▶

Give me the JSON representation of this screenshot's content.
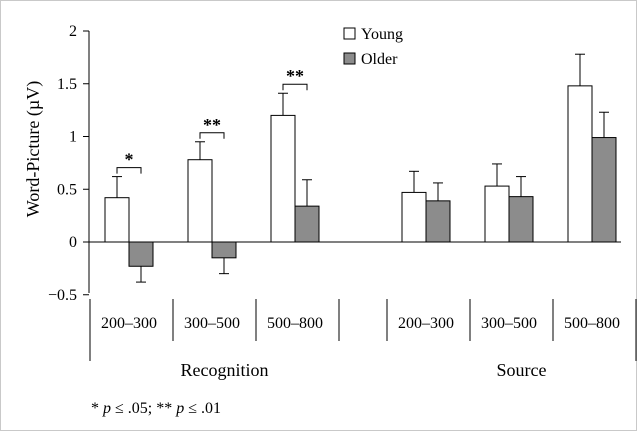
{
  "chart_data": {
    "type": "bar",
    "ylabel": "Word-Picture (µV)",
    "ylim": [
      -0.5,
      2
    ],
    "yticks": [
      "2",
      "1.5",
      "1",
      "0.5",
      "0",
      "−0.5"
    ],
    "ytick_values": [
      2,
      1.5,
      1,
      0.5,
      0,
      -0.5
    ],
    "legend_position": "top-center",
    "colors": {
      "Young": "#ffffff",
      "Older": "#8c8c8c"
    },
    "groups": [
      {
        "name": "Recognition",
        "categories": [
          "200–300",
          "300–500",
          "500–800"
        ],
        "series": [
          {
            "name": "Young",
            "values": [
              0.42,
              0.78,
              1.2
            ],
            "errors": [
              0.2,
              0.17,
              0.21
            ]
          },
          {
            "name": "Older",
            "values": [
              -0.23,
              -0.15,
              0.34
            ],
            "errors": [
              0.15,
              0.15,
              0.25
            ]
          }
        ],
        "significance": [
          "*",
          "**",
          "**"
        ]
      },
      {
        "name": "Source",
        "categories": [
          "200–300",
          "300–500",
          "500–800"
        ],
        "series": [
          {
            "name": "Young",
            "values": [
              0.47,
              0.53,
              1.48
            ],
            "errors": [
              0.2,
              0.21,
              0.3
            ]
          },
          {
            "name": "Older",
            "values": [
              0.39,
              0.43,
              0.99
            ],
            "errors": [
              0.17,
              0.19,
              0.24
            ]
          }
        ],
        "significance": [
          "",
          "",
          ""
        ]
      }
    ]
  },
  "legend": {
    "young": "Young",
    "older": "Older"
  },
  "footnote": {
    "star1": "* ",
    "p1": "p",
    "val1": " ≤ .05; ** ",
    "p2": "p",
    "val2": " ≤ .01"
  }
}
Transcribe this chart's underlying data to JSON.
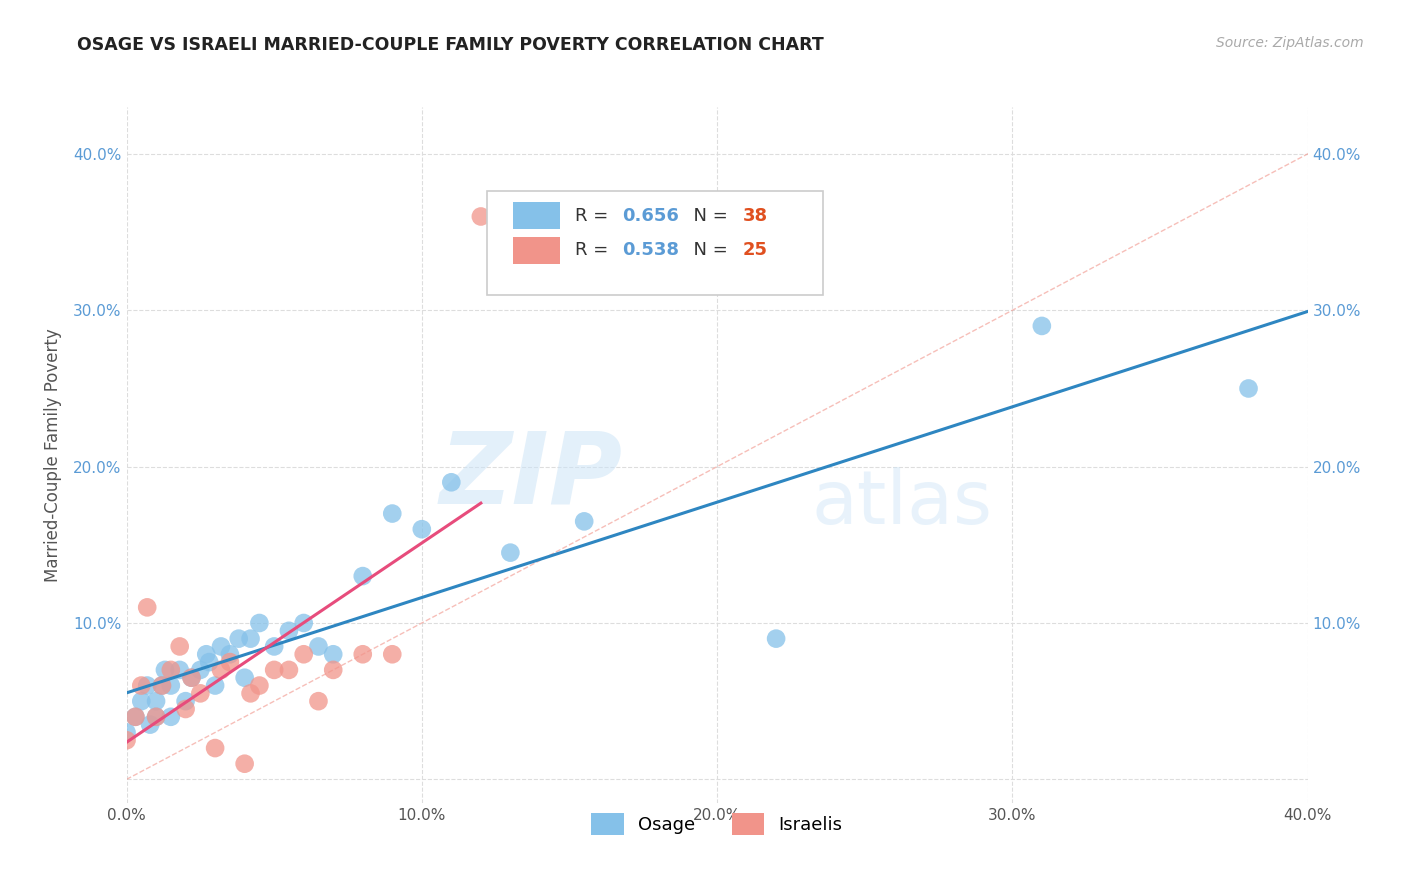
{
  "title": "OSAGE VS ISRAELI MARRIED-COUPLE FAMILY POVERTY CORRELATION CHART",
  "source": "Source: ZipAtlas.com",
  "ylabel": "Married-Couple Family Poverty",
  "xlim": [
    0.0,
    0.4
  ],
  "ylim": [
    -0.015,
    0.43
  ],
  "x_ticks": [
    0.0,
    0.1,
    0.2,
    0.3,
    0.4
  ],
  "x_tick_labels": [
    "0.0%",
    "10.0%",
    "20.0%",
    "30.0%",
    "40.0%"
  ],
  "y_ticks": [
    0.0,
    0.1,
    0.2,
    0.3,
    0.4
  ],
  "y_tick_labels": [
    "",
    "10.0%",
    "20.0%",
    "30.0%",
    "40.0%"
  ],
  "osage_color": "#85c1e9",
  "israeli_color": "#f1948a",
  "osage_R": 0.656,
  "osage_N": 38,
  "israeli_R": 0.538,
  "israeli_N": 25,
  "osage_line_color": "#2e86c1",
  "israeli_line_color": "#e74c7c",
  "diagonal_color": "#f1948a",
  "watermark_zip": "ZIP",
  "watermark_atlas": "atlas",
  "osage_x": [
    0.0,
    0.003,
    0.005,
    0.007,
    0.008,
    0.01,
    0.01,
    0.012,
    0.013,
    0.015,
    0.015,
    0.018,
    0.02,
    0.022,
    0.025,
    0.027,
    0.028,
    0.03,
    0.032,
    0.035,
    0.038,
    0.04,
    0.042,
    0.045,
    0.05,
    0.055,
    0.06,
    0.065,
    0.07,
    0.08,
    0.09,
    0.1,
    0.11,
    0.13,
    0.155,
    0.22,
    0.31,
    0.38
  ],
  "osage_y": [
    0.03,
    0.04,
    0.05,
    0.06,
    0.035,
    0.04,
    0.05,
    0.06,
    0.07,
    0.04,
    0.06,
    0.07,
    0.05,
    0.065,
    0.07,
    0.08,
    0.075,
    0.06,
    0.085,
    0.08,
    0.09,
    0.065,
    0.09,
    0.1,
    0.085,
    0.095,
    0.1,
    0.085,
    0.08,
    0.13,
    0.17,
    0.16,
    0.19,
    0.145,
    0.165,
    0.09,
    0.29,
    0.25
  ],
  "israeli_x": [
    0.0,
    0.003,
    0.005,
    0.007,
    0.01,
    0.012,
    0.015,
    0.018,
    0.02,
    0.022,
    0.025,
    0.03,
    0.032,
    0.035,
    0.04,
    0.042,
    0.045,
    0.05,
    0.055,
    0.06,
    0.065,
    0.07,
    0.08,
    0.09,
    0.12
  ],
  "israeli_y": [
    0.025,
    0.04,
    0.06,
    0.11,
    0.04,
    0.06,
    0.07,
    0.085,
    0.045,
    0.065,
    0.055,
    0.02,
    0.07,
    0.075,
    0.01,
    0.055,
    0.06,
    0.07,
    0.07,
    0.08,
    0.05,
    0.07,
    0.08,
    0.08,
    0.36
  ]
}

◀

## What to work on
Transcribe all the data word for word; the images stay out.

## Full response
Give me the JSON representation of this screenshot's content.
{
  "chart_data": {
    "type": "bar",
    "ylabel": "Word-Picture (µV)",
    "ylim": [
      -0.5,
      2
    ],
    "yticks": [
      "2",
      "1.5",
      "1",
      "0.5",
      "0",
      "−0.5"
    ],
    "ytick_values": [
      2,
      1.5,
      1,
      0.5,
      0,
      -0.5
    ],
    "legend_position": "top-center",
    "colors": {
      "Young": "#ffffff",
      "Older": "#8c8c8c"
    },
    "groups": [
      {
        "name": "Recognition",
        "categories": [
          "200–300",
          "300–500",
          "500–800"
        ],
        "series": [
          {
            "name": "Young",
            "values": [
              0.42,
              0.78,
              1.2
            ],
            "errors": [
              0.2,
              0.17,
              0.21
            ]
          },
          {
            "name": "Older",
            "values": [
              -0.23,
              -0.15,
              0.34
            ],
            "errors": [
              0.15,
              0.15,
              0.25
            ]
          }
        ],
        "significance": [
          "*",
          "**",
          "**"
        ]
      },
      {
        "name": "Source",
        "categories": [
          "200–300",
          "300–500",
          "500–800"
        ],
        "series": [
          {
            "name": "Young",
            "values": [
              0.47,
              0.53,
              1.48
            ],
            "errors": [
              0.2,
              0.21,
              0.3
            ]
          },
          {
            "name": "Older",
            "values": [
              0.39,
              0.43,
              0.99
            ],
            "errors": [
              0.17,
              0.19,
              0.24
            ]
          }
        ],
        "significance": [
          "",
          "",
          ""
        ]
      }
    ]
  },
  "legend": {
    "young": "Young",
    "older": "Older"
  },
  "footnote": {
    "star1": "* ",
    "p1": "p",
    "val1": " ≤ .05; ** ",
    "p2": "p",
    "val2": " ≤ .01"
  }
}
Transcribe this chart's underlying data to JSON.
{
  "title": "OSAGE VS ISRAELI MARRIED-COUPLE FAMILY POVERTY CORRELATION CHART",
  "source": "Source: ZipAtlas.com",
  "ylabel": "Married-Couple Family Poverty",
  "xlim": [
    0.0,
    0.4
  ],
  "ylim": [
    -0.015,
    0.43
  ],
  "x_ticks": [
    0.0,
    0.1,
    0.2,
    0.3,
    0.4
  ],
  "x_tick_labels": [
    "0.0%",
    "10.0%",
    "20.0%",
    "30.0%",
    "40.0%"
  ],
  "y_ticks": [
    0.0,
    0.1,
    0.2,
    0.3,
    0.4
  ],
  "y_tick_labels": [
    "",
    "10.0%",
    "20.0%",
    "30.0%",
    "40.0%"
  ],
  "osage_color": "#85c1e9",
  "israeli_color": "#f1948a",
  "osage_R": 0.656,
  "osage_N": 38,
  "israeli_R": 0.538,
  "israeli_N": 25,
  "osage_line_color": "#2e86c1",
  "israeli_line_color": "#e74c7c",
  "diagonal_color": "#f1948a",
  "watermark_zip": "ZIP",
  "watermark_atlas": "atlas",
  "osage_x": [
    0.0,
    0.003,
    0.005,
    0.007,
    0.008,
    0.01,
    0.01,
    0.012,
    0.013,
    0.015,
    0.015,
    0.018,
    0.02,
    0.022,
    0.025,
    0.027,
    0.028,
    0.03,
    0.032,
    0.035,
    0.038,
    0.04,
    0.042,
    0.045,
    0.05,
    0.055,
    0.06,
    0.065,
    0.07,
    0.08,
    0.09,
    0.1,
    0.11,
    0.13,
    0.155,
    0.22,
    0.31,
    0.38
  ],
  "osage_y": [
    0.03,
    0.04,
    0.05,
    0.06,
    0.035,
    0.04,
    0.05,
    0.06,
    0.07,
    0.04,
    0.06,
    0.07,
    0.05,
    0.065,
    0.07,
    0.08,
    0.075,
    0.06,
    0.085,
    0.08,
    0.09,
    0.065,
    0.09,
    0.1,
    0.085,
    0.095,
    0.1,
    0.085,
    0.08,
    0.13,
    0.17,
    0.16,
    0.19,
    0.145,
    0.165,
    0.09,
    0.29,
    0.25
  ],
  "israeli_x": [
    0.0,
    0.003,
    0.005,
    0.007,
    0.01,
    0.012,
    0.015,
    0.018,
    0.02,
    0.022,
    0.025,
    0.03,
    0.032,
    0.035,
    0.04,
    0.042,
    0.045,
    0.05,
    0.055,
    0.06,
    0.065,
    0.07,
    0.08,
    0.09,
    0.12
  ],
  "israeli_y": [
    0.025,
    0.04,
    0.06,
    0.11,
    0.04,
    0.06,
    0.07,
    0.085,
    0.045,
    0.065,
    0.055,
    0.02,
    0.07,
    0.075,
    0.01,
    0.055,
    0.06,
    0.07,
    0.07,
    0.08,
    0.05,
    0.07,
    0.08,
    0.08,
    0.36
  ]
}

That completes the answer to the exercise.